Source records:
..........

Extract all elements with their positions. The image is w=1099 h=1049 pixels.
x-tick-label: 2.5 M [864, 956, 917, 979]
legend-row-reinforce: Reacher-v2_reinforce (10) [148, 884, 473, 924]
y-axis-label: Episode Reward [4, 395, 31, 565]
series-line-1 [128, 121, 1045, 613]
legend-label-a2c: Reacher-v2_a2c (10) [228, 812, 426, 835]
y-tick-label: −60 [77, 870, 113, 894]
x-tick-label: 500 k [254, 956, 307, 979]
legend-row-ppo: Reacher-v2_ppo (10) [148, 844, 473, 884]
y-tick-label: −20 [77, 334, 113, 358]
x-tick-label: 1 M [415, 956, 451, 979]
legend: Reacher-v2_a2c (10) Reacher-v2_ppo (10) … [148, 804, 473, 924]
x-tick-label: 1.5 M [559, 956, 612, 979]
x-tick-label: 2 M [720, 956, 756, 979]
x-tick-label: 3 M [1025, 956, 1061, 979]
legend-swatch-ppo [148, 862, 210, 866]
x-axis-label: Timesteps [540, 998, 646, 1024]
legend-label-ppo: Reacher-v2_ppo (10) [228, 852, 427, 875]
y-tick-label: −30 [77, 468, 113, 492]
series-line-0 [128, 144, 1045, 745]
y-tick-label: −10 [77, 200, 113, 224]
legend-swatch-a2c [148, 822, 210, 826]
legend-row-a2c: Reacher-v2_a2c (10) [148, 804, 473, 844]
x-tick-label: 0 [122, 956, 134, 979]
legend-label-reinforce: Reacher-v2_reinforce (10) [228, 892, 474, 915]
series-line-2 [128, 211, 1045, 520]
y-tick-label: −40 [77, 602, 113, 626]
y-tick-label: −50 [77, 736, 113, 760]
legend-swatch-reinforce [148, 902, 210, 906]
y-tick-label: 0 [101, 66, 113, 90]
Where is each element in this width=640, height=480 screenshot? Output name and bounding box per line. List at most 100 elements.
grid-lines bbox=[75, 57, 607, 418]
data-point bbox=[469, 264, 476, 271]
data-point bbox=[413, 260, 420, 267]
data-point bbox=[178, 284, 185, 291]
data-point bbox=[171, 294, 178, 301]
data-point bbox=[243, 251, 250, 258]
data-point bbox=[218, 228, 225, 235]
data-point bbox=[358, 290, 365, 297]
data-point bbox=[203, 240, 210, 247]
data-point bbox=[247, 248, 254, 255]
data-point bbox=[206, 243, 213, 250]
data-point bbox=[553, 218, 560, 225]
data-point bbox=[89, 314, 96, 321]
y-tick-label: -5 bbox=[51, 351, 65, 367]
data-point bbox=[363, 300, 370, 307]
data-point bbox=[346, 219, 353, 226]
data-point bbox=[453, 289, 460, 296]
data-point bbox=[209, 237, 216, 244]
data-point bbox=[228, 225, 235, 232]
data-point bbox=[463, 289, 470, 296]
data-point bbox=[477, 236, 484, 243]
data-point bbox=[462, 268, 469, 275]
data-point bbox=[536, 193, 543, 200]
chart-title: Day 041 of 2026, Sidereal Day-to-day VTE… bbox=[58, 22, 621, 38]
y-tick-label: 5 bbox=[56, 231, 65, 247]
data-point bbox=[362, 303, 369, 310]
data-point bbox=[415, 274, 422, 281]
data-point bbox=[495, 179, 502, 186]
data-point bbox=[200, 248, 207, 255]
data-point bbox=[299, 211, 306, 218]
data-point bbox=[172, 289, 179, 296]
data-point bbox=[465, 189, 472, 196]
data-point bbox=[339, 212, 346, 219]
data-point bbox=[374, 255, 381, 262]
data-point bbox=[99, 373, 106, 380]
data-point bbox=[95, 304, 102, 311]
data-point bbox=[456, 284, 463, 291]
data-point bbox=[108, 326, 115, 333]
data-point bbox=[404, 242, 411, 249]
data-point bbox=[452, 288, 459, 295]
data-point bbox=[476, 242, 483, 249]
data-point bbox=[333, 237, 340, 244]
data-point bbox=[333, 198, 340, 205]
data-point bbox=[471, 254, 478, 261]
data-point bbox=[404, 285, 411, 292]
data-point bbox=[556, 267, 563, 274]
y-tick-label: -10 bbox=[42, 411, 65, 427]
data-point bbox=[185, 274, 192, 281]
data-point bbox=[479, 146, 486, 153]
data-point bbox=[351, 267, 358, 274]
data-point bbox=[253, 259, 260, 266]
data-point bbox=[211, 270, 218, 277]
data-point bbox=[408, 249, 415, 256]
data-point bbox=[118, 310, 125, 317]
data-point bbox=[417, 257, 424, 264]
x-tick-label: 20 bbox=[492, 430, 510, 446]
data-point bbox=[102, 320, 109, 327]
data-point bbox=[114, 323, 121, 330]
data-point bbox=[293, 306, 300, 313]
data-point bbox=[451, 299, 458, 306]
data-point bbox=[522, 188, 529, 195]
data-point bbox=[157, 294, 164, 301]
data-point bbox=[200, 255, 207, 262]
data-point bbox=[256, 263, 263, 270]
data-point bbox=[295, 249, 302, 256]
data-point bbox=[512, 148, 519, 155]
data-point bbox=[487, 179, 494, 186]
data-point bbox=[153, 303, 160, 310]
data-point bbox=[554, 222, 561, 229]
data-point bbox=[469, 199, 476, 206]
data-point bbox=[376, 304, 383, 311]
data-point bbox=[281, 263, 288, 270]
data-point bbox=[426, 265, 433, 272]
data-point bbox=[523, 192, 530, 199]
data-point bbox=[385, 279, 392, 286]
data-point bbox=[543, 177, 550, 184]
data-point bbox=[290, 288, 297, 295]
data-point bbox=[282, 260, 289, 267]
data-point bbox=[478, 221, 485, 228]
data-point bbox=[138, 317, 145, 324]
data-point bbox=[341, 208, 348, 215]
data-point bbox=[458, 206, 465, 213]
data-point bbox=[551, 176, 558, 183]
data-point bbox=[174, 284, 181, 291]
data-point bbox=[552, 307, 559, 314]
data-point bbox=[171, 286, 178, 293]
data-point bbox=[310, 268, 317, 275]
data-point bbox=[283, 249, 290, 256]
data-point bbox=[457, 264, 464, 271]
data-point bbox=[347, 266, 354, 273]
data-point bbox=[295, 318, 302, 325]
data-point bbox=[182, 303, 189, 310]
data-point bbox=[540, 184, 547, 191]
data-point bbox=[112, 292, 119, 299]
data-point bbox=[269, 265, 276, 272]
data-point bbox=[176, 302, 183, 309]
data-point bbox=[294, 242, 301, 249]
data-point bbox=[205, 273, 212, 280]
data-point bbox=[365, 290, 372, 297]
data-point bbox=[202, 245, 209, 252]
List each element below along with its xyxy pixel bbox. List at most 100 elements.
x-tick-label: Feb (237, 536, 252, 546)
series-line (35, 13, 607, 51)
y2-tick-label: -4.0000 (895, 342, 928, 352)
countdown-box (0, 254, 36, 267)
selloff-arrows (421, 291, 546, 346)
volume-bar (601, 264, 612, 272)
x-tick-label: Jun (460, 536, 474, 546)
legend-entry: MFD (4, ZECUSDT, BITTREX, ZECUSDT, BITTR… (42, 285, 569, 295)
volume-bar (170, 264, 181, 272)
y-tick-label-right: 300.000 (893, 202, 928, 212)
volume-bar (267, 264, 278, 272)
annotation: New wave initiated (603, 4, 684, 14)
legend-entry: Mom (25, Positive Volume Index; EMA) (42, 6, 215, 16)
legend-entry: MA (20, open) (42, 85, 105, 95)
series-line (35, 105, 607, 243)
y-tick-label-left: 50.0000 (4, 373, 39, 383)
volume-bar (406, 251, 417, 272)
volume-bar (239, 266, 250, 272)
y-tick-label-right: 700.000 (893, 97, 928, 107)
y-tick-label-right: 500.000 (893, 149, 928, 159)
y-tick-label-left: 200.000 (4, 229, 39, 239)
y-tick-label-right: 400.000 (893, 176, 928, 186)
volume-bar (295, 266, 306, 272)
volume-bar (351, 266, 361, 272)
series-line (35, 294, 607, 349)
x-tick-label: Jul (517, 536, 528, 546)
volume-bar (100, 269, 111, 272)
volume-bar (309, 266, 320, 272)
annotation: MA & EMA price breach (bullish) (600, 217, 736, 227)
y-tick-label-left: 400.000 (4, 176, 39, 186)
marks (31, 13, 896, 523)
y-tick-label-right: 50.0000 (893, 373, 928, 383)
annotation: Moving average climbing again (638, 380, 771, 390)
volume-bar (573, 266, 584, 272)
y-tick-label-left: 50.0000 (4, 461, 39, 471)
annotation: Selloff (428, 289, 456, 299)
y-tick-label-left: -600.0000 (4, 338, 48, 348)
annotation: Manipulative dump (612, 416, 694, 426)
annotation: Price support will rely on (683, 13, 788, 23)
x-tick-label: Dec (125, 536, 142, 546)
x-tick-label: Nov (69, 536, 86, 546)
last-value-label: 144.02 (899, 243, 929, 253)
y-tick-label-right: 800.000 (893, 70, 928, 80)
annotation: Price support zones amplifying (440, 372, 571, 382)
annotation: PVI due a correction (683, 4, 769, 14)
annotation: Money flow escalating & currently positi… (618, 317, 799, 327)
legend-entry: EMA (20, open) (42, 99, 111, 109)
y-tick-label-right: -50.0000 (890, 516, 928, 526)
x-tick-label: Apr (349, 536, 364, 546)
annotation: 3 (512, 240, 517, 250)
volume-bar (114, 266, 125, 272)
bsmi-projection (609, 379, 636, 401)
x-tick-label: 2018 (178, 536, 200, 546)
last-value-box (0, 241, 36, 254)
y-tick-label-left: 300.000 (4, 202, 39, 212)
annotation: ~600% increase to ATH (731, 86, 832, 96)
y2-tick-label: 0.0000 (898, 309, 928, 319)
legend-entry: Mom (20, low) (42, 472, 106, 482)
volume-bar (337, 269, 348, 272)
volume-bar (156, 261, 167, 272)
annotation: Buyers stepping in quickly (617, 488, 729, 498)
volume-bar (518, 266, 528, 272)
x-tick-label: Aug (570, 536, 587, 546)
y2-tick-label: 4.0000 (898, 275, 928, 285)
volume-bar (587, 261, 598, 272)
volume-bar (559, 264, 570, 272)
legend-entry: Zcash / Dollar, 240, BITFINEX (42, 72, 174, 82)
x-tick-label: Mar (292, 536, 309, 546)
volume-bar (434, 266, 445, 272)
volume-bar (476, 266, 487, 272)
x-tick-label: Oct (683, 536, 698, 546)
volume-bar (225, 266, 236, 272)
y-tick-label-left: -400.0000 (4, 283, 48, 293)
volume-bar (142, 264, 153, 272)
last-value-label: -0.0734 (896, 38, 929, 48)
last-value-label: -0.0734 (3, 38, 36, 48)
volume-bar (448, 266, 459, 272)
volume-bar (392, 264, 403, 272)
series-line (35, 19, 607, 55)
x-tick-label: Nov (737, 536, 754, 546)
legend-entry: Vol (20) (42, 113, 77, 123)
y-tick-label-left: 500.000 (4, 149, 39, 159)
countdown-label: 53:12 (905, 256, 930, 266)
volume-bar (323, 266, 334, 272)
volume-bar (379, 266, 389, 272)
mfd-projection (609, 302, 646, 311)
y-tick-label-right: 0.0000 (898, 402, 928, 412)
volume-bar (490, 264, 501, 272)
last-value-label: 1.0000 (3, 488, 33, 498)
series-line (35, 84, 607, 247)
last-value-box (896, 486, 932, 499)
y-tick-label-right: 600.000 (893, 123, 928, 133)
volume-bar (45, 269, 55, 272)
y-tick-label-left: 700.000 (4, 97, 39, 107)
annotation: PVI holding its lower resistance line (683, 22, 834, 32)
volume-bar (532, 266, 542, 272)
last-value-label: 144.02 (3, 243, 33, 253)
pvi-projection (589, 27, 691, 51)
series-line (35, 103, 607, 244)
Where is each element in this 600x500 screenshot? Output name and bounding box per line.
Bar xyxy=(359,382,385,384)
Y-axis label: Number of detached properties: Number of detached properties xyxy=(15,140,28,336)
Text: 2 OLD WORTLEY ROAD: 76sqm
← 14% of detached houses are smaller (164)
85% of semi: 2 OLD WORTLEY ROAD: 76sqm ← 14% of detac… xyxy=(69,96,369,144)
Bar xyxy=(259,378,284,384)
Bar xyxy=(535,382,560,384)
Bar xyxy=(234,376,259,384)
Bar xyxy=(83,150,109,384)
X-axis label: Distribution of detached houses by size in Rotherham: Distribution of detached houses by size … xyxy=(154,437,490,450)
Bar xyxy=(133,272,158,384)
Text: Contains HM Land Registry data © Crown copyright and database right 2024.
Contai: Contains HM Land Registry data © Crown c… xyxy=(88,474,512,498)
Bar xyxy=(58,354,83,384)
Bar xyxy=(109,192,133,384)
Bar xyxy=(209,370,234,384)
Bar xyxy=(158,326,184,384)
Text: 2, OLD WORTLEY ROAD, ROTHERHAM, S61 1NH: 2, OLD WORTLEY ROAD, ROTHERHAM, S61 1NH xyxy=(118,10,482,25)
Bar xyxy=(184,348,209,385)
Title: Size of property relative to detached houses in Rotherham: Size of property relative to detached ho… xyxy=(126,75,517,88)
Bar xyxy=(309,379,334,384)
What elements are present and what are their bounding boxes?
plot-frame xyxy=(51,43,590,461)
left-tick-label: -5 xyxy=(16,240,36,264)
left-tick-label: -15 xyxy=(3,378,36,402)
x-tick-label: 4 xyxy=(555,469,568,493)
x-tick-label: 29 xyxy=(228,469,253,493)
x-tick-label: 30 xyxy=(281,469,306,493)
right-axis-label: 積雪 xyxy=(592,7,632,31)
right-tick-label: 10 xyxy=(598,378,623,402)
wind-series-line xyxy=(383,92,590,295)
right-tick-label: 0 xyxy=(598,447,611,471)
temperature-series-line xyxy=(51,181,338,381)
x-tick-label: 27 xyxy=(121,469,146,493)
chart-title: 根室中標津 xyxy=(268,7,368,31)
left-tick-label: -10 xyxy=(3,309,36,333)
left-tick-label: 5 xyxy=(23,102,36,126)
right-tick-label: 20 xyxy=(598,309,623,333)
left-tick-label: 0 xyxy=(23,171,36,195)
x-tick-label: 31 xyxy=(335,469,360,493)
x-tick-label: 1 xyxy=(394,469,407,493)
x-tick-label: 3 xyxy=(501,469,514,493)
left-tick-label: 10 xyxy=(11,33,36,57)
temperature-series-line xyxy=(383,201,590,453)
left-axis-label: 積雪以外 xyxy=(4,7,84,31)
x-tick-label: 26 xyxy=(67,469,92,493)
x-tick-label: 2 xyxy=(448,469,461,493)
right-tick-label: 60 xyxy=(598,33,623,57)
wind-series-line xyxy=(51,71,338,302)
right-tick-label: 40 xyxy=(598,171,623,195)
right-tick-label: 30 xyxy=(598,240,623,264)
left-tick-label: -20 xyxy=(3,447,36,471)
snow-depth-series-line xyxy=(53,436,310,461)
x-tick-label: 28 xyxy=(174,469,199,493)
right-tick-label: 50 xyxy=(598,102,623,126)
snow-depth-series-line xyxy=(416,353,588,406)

..........

Could you write out the material line for line, from its first line through the line containing "legend-row-ppo: Reacher-v2_ppo (10)", including that line?

(Complete response):
Extract all elements with their positions. The image is w=1099 h=1049 pixels.
x-tick-label: 2.5 M [864, 956, 917, 979]
legend-row-reinforce: Reacher-v2_reinforce (10) [148, 884, 473, 924]
y-axis-label: Episode Reward [4, 395, 31, 565]
series-line-1 [128, 121, 1045, 613]
legend-label-a2c: Reacher-v2_a2c (10) [228, 812, 426, 835]
y-tick-label: −60 [77, 870, 113, 894]
x-tick-label: 500 k [254, 956, 307, 979]
legend-row-ppo: Reacher-v2_ppo (10) [148, 844, 473, 884]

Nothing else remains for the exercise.